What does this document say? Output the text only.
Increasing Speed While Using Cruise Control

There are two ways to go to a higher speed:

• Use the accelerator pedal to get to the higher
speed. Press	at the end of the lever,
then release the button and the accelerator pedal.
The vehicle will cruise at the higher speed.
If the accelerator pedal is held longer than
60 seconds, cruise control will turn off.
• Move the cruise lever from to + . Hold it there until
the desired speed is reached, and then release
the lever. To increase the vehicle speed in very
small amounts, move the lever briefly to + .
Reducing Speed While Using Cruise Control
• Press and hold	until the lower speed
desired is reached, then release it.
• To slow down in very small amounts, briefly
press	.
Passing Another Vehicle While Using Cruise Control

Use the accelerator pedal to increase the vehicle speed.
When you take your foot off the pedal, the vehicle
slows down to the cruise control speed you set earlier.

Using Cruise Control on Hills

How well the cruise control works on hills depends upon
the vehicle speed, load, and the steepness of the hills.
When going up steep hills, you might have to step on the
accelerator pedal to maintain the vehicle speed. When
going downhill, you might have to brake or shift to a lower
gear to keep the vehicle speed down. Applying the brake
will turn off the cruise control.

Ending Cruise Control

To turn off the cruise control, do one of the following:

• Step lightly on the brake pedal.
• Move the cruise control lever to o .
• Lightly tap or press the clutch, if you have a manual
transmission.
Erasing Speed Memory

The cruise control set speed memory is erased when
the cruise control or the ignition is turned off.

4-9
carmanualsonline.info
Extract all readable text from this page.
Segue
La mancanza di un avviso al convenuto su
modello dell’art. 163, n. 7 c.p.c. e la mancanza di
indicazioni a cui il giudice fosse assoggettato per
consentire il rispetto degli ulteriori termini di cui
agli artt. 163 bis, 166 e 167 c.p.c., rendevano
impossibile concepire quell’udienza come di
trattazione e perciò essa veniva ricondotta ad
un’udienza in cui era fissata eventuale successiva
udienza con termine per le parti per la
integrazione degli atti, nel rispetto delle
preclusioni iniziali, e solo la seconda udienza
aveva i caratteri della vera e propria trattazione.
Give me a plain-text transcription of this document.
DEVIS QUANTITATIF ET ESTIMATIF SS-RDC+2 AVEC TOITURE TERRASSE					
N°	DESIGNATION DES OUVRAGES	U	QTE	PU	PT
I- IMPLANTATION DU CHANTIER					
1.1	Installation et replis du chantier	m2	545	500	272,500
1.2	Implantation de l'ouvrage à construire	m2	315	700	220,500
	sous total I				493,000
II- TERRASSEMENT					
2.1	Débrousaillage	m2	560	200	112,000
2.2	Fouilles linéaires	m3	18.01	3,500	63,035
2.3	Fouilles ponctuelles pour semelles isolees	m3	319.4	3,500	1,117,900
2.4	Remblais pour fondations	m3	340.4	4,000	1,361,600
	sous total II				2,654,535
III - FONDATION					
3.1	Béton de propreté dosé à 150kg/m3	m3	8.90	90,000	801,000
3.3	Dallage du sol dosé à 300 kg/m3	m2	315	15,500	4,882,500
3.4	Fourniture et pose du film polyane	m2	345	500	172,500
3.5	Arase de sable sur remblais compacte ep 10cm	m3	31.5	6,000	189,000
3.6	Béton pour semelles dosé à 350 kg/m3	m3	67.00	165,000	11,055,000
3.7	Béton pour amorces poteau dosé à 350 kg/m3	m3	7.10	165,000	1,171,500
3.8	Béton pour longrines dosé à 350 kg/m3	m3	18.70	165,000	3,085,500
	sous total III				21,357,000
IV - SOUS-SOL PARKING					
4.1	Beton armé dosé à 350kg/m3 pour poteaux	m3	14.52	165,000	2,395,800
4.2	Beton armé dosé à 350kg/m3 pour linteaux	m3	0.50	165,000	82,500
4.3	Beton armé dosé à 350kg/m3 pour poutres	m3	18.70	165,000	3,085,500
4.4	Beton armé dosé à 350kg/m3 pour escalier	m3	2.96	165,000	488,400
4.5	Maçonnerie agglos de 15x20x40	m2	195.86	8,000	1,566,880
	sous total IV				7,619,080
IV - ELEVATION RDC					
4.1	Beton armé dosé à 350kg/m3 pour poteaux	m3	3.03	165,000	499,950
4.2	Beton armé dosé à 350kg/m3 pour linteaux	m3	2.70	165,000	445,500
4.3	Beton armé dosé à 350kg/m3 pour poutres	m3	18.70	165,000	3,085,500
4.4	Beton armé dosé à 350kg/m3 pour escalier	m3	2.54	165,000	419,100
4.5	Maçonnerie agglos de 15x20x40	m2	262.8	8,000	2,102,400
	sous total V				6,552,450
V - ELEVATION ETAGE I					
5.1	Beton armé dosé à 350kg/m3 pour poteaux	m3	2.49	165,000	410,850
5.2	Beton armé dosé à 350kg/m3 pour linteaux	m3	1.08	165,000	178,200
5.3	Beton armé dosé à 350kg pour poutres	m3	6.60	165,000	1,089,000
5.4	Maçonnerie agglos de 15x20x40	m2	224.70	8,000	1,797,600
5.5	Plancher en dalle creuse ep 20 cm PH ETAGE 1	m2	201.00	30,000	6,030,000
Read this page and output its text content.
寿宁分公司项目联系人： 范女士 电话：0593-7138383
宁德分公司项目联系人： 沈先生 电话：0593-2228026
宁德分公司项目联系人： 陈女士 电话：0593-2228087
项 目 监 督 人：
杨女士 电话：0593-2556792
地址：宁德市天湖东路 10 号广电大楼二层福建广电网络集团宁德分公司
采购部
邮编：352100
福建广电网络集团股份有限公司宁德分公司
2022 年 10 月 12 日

Exercise requirements:
Please output the entries above, every line exactly as it reads.

Solution below:
What does this document say? Output the text only.
Increasing Speed While Using Cruise Control

There are two ways to go to a higher speed:

• Use the accelerator pedal to get to the higher
speed. Press	at the end of the lever,
then release the button and the accelerator pedal.
The vehicle will cruise at the higher speed.
If the accelerator pedal is held longer than
60 seconds, cruise control will turn off.
• Move the cruise lever from to + . Hold it there until
the desired speed is reached, and then release
the lever. To increase the vehicle speed in very
small amounts, move the lever briefly to + .
Reducing Speed While Using Cruise Control
• Press and hold	until the lower speed
desired is reached, then release it.
• To slow down in very small amounts, briefly
press	.
Passing Another Vehicle While Using Cruise Control

Use the accelerator pedal to increase the vehicle speed.
When you take your foot off the pedal, the vehicle
slows down to the cruise control speed you set earlier.

Using Cruise Control on Hills

How well the cruise control works on hills depends upon
the vehicle speed, load, and the steepness of the hills.
When going up steep hills, you might have to step on the
accelerator pedal to maintain the vehicle speed. When
going downhill, you might have to brake or shift to a lower
gear to keep the vehicle speed down. Applying the brake
will turn off the cruise control.

Ending Cruise Control

To turn off the cruise control, do one of the following:

• Step lightly on the brake pedal.
• Move the cruise control lever to o .
• Lightly tap or press the clutch, if you have a manual
transmission.
Erasing Speed Memory

The cruise control set speed memory is erased when
the cruise control or the ignition is turned off.

4-9
carmanualsonline.info
Extract all readable text from this page.
Segue
La mancanza di un avviso al convenuto su
modello dell’art. 163, n. 7 c.p.c. e la mancanza di
indicazioni a cui il giudice fosse assoggettato per
consentire il rispetto degli ulteriori termini di cui
agli artt. 163 bis, 166 e 167 c.p.c., rendevano
impossibile concepire quell’udienza come di
trattazione e perciò essa veniva ricondotta ad
un’udienza in cui era fissata eventuale successiva
udienza con termine per le parti per la
integrazione degli atti, nel rispetto delle
preclusioni iniziali, e solo la seconda udienza
aveva i caratteri della vera e propria trattazione.
Give me a plain-text transcription of this document.
DEVIS QUANTITATIF ET ESTIMATIF SS-RDC+2 AVEC TOITURE TERRASSE					
N°	DESIGNATION DES OUVRAGES	U	QTE	PU	PT
I- IMPLANTATION DU CHANTIER					
1.1	Installation et replis du chantier	m2	545	500	272,500
1.2	Implantation de l'ouvrage à construire	m2	315	700	220,500
	sous total I				493,000
II- TERRASSEMENT					
2.1	Débrousaillage	m2	560	200	112,000
2.2	Fouilles linéaires	m3	18.01	3,500	63,035
2.3	Fouilles ponctuelles pour semelles isolees	m3	319.4	3,500	1,117,900
2.4	Remblais pour fondations	m3	340.4	4,000	1,361,600
	sous total II				2,654,535
III - FONDATION					
3.1	Béton de propreté dosé à 150kg/m3	m3	8.90	90,000	801,000
3.3	Dallage du sol dosé à 300 kg/m3	m2	315	15,500	4,882,500
3.4	Fourniture et pose du film polyane	m2	345	500	172,500
3.5	Arase de sable sur remblais compacte ep 10cm	m3	31.5	6,000	189,000
3.6	Béton pour semelles dosé à 350 kg/m3	m3	67.00	165,000	11,055,000
3.7	Béton pour amorces poteau dosé à 350 kg/m3	m3	7.10	165,000	1,171,500
3.8	Béton pour longrines dosé à 350 kg/m3	m3	18.70	165,000	3,085,500
	sous total III				21,357,000
IV - SOUS-SOL PARKING					
4.1	Beton armé dosé à 350kg/m3 pour poteaux	m3	14.52	165,000	2,395,800
4.2	Beton armé dosé à 350kg/m3 pour linteaux	m3	0.50	165,000	82,500
4.3	Beton armé dosé à 350kg/m3 pour poutres	m3	18.70	165,000	3,085,500
4.4	Beton armé dosé à 350kg/m3 pour escalier	m3	2.96	165,000	488,400
4.5	Maçonnerie agglos de 15x20x40	m2	195.86	8,000	1,566,880
	sous total IV				7,619,080
IV - ELEVATION RDC					
4.1	Beton armé dosé à 350kg/m3 pour poteaux	m3	3.03	165,000	499,950
4.2	Beton armé dosé à 350kg/m3 pour linteaux	m3	2.70	165,000	445,500
4.3	Beton armé dosé à 350kg/m3 pour poutres	m3	18.70	165,000	3,085,500
4.4	Beton armé dosé à 350kg/m3 pour escalier	m3	2.54	165,000	419,100
4.5	Maçonnerie agglos de 15x20x40	m2	262.8	8,000	2,102,400
	sous total V				6,552,450
V - ELEVATION ETAGE I					
5.1	Beton armé dosé à 350kg/m3 pour poteaux	m3	2.49	165,000	410,850
5.2	Beton armé dosé à 350kg/m3 pour linteaux	m3	1.08	165,000	178,200
5.3	Beton armé dosé à 350kg pour poutres	m3	6.60	165,000	1,089,000
5.4	Maçonnerie agglos de 15x20x40	m2	224.70	8,000	1,797,600
5.5	Plancher en dalle creuse ep 20 cm PH ETAGE 1	m2	201.00	30,000	6,030,000
Read this page and output its text content.
寿宁分公司项目联系人： 范女士 电话：0593-7138383
宁德分公司项目联系人： 沈先生 电话：0593-2228026
宁德分公司项目联系人： 陈女士 电话：0593-2228087
项 目 监 督 人：
杨女士 电话：0593-2556792
地址：宁德市天湖东路 10 号广电大楼二层福建广电网络集团宁德分公司
采购部
邮编：352100
福建广电网络集团股份有限公司宁德分公司
2022 年 10 月 12 日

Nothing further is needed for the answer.